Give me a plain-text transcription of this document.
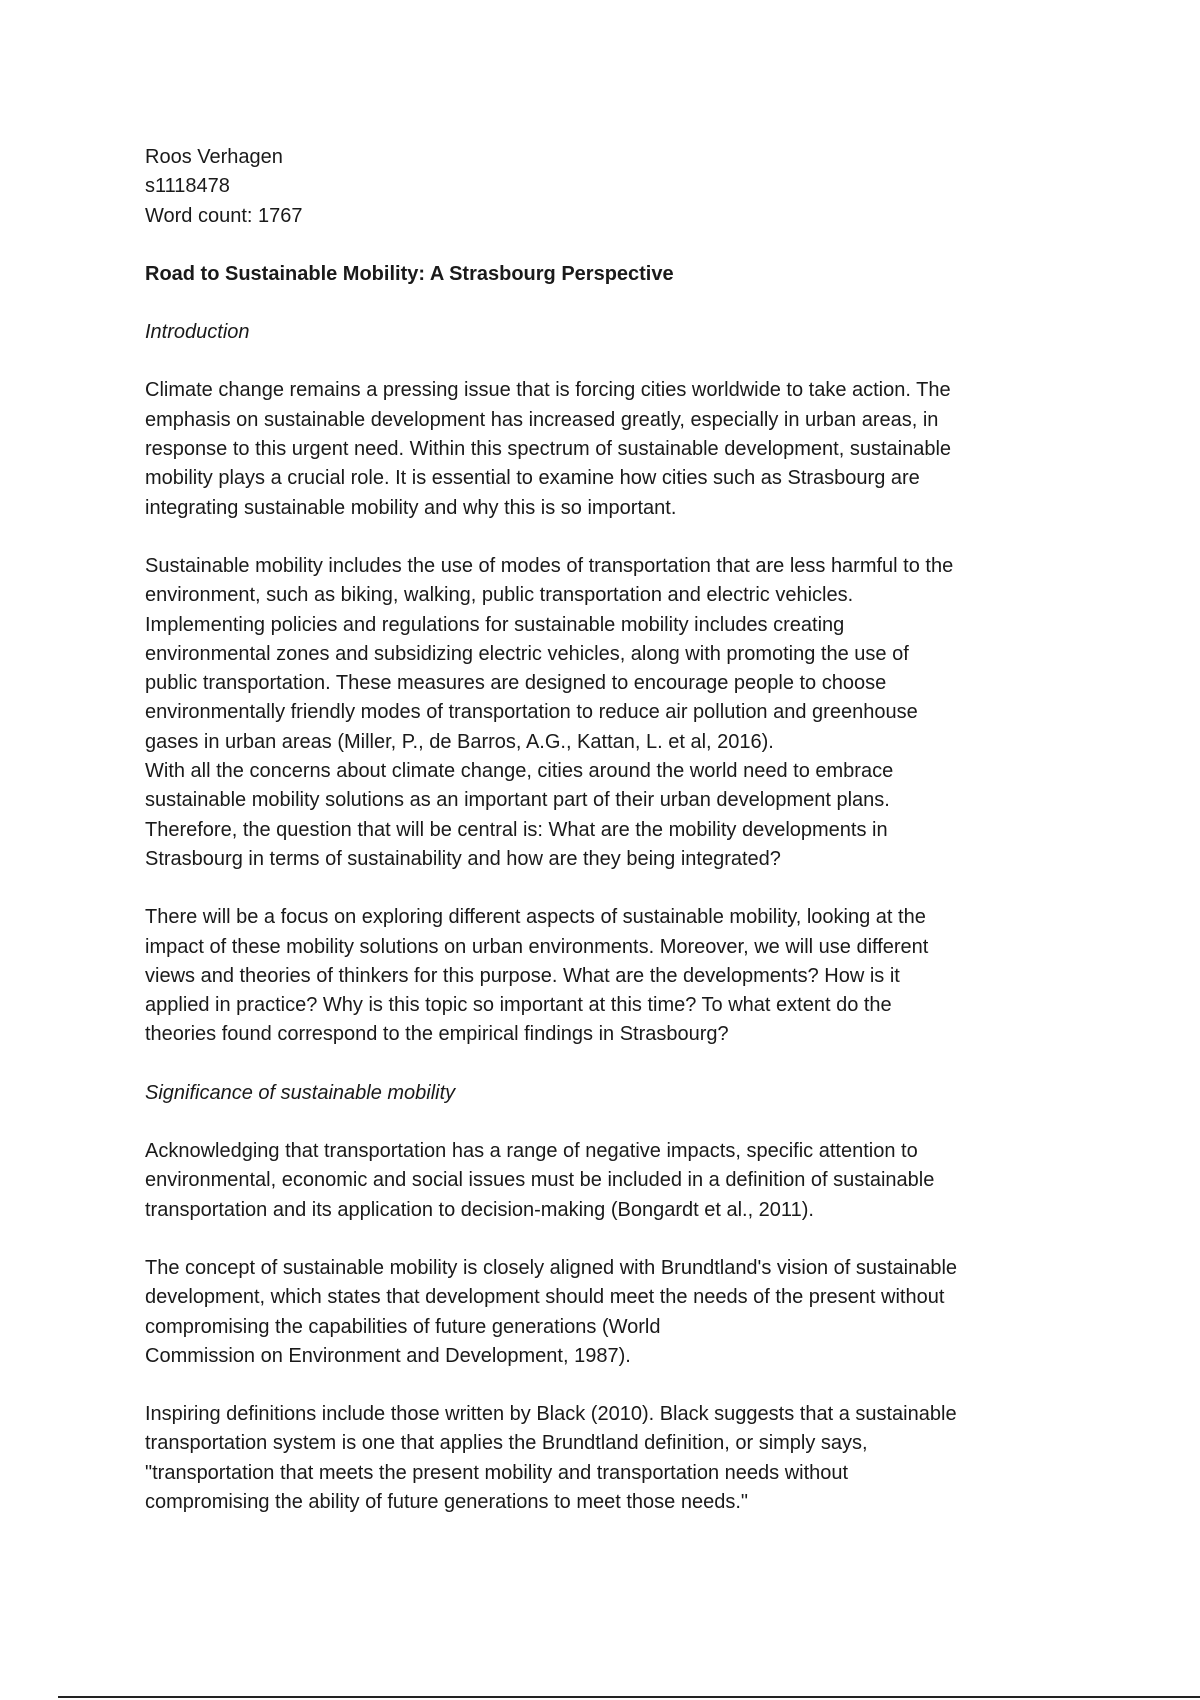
Roos Verhagen
s1118478
Word count: 1767
Road to Sustainable Mobility: A Strasbourg Perspective
Introduction
Climate change remains a pressing issue that is forcing cities worldwide to take action. The
emphasis on sustainable development has increased greatly, especially in urban areas, in
response to this urgent need. Within this spectrum of sustainable development, sustainable
mobility plays a crucial role. It is essential to examine how cities such as Strasbourg are
integrating sustainable mobility and why this is so important.
Sustainable mobility includes the use of modes of transportation that are less harmful to the
environment, such as biking, walking, public transportation and electric vehicles.
Implementing policies and regulations for sustainable mobility includes creating
environmental zones and subsidizing electric vehicles, along with promoting the use of
public transportation. These measures are designed to encourage people to choose
environmentally friendly modes of transportation to reduce air pollution and greenhouse
gases in urban areas (Miller, P., de Barros, A.G., Kattan, L. et al, 2016).
With all the concerns about climate change, cities around the world need to embrace
sustainable mobility solutions as an important part of their urban development plans.
Therefore, the question that will be central is: What are the mobility developments in
Strasbourg in terms of sustainability and how are they being integrated?
There will be a focus on exploring different aspects of sustainable mobility, looking at the
impact of these mobility solutions on urban environments. Moreover, we will use different
views and theories of thinkers for this purpose. What are the developments? How is it
applied in practice? Why is this topic so important at this time? To what extent do the
theories found correspond to the empirical findings in Strasbourg?
Significance of sustainable mobility
Acknowledging that transportation has a range of negative impacts, specific attention to
environmental, economic and social issues must be included in a definition of sustainable
transportation and its application to decision-making (Bongardt et al., 2011).
The concept of sustainable mobility is closely aligned with Brundtland's vision of sustainable
development, which states that development should meet the needs of the present without
compromising the capabilities of future generations (World
Commission on Environment and Development, 1987).
Inspiring definitions include those written by Black (2010). Black suggests that a sustainable
transportation system is one that applies the Brundtland definition, or simply says,
"transportation that meets the present mobility and transportation needs without
compromising the ability of future generations to meet those needs."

· · · · ·

** PROBLEM REQUIREMENTS **
Repeat the data in full and exactly. Omit pictures.

** EXERCISE RESPONSE **
Give me a plain-text transcription of this document.
Roos Verhagen
s1118478
Word count: 1767
Road to Sustainable Mobility: A Strasbourg Perspective
Introduction
Climate change remains a pressing issue that is forcing cities worldwide to take action. The
emphasis on sustainable development has increased greatly, especially in urban areas, in
response to this urgent need. Within this spectrum of sustainable development, sustainable
mobility plays a crucial role. It is essential to examine how cities such as Strasbourg are
integrating sustainable mobility and why this is so important.
Sustainable mobility includes the use of modes of transportation that are less harmful to the
environment, such as biking, walking, public transportation and electric vehicles.
Implementing policies and regulations for sustainable mobility includes creating
environmental zones and subsidizing electric vehicles, along with promoting the use of
public transportation. These measures are designed to encourage people to choose
environmentally friendly modes of transportation to reduce air pollution and greenhouse
gases in urban areas (Miller, P., de Barros, A.G., Kattan, L. et al, 2016).
With all the concerns about climate change, cities around the world need to embrace
sustainable mobility solutions as an important part of their urban development plans.
Therefore, the question that will be central is: What are the mobility developments in
Strasbourg in terms of sustainability and how are they being integrated?
There will be a focus on exploring different aspects of sustainable mobility, looking at the
impact of these mobility solutions on urban environments. Moreover, we will use different
views and theories of thinkers for this purpose. What are the developments? How is it
applied in practice? Why is this topic so important at this time? To what extent do the
theories found correspond to the empirical findings in Strasbourg?
Significance of sustainable mobility
Acknowledging that transportation has a range of negative impacts, specific attention to
environmental, economic and social issues must be included in a definition of sustainable
transportation and its application to decision-making (Bongardt et al., 2011).
The concept of sustainable mobility is closely aligned with Brundtland's vision of sustainable
development, which states that development should meet the needs of the present without
compromising the capabilities of future generations (World
Commission on Environment and Development, 1987).
Inspiring definitions include those written by Black (2010). Black suggests that a sustainable
transportation system is one that applies the Brundtland definition, or simply says,
"transportation that meets the present mobility and transportation needs without
compromising the ability of future generations to meet those needs."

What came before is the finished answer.